• [Stored records]
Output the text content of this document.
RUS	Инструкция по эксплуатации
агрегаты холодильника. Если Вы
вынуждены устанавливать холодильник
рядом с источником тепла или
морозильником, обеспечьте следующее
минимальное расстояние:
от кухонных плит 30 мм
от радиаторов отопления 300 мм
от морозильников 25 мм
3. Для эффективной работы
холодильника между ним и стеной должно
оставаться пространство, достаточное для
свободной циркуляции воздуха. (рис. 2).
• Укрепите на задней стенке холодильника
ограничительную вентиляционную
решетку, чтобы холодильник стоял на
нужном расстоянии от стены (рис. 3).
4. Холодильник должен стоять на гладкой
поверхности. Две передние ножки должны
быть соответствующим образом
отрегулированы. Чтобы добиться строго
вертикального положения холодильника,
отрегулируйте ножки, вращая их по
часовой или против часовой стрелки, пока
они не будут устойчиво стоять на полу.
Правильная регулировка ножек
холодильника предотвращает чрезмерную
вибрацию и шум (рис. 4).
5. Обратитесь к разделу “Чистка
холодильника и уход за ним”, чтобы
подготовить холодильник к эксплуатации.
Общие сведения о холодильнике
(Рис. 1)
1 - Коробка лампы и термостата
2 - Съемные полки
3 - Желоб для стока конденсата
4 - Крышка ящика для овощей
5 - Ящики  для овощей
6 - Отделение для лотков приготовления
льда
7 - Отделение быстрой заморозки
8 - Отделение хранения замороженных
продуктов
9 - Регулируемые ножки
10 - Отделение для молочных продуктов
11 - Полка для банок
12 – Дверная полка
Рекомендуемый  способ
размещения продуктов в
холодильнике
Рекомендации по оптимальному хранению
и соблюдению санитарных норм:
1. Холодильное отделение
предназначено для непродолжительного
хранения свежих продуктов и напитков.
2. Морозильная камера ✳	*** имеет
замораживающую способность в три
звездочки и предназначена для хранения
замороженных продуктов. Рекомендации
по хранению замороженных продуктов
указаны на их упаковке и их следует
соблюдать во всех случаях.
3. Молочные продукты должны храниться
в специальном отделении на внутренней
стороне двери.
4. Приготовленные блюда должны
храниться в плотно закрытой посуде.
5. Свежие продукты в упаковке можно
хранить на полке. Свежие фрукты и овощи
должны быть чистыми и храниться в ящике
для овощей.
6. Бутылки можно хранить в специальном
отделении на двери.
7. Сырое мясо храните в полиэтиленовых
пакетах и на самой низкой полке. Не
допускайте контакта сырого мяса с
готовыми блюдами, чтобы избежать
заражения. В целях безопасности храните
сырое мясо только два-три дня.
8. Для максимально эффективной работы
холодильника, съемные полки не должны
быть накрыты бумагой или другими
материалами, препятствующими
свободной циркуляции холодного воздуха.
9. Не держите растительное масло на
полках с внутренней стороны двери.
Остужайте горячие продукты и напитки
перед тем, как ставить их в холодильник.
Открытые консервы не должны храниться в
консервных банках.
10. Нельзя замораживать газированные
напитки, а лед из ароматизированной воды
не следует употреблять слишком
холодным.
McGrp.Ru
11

• [Exercise]
Reproduce the listing above verbatim, from first line to last.

• [Expected answer]
Output the text content of this document.
RUS	Инструкция по эксплуатации
агрегаты холодильника. Если Вы
вынуждены устанавливать холодильник
рядом с источником тепла или
морозильником, обеспечьте следующее
минимальное расстояние:
от кухонных плит 30 мм
от радиаторов отопления 300 мм
от морозильников 25 мм
3. Для эффективной работы
холодильника между ним и стеной должно
оставаться пространство, достаточное для
свободной циркуляции воздуха. (рис. 2).
• Укрепите на задней стенке холодильника
ограничительную вентиляционную
решетку, чтобы холодильник стоял на
нужном расстоянии от стены (рис. 3).
4. Холодильник должен стоять на гладкой
поверхности. Две передние ножки должны
быть соответствующим образом
отрегулированы. Чтобы добиться строго
вертикального положения холодильника,
отрегулируйте ножки, вращая их по
часовой или против часовой стрелки, пока
они не будут устойчиво стоять на полу.
Правильная регулировка ножек
холодильника предотвращает чрезмерную
вибрацию и шум (рис. 4).
5. Обратитесь к разделу “Чистка
холодильника и уход за ним”, чтобы
подготовить холодильник к эксплуатации.
Общие сведения о холодильнике
(Рис. 1)
1 - Коробка лампы и термостата
2 - Съемные полки
3 - Желоб для стока конденсата
4 - Крышка ящика для овощей
5 - Ящики  для овощей
6 - Отделение для лотков приготовления
льда
7 - Отделение быстрой заморозки
8 - Отделение хранения замороженных
продуктов
9 - Регулируемые ножки
10 - Отделение для молочных продуктов
11 - Полка для банок
12 – Дверная полка
Рекомендуемый  способ
размещения продуктов в
холодильнике
Рекомендации по оптимальному хранению
и соблюдению санитарных норм:
1. Холодильное отделение
предназначено для непродолжительного
хранения свежих продуктов и напитков.
2. Морозильная камера ✳	*** имеет
замораживающую способность в три
звездочки и предназначена для хранения
замороженных продуктов. Рекомендации
по хранению замороженных продуктов
указаны на их упаковке и их следует
соблюдать во всех случаях.
3. Молочные продукты должны храниться
в специальном отделении на внутренней
стороне двери.
4. Приготовленные блюда должны
храниться в плотно закрытой посуде.
5. Свежие продукты в упаковке можно
хранить на полке. Свежие фрукты и овощи
должны быть чистыми и храниться в ящике
для овощей.
6. Бутылки можно хранить в специальном
отделении на двери.
7. Сырое мясо храните в полиэтиленовых
пакетах и на самой низкой полке. Не
допускайте контакта сырого мяса с
готовыми блюдами, чтобы избежать
заражения. В целях безопасности храните
сырое мясо только два-три дня.
8. Для максимально эффективной работы
холодильника, съемные полки не должны
быть накрыты бумагой или другими
материалами, препятствующими
свободной циркуляции холодного воздуха.
9. Не держите растительное масло на
полках с внутренней стороны двери.
Остужайте горячие продукты и напитки
перед тем, как ставить их в холодильник.
Открытые консервы не должны храниться в
консервных банках.
10. Нельзя замораживать газированные
напитки, а лед из ароматизированной воды
не следует употреблять слишком
холодным.
McGrp.Ru
11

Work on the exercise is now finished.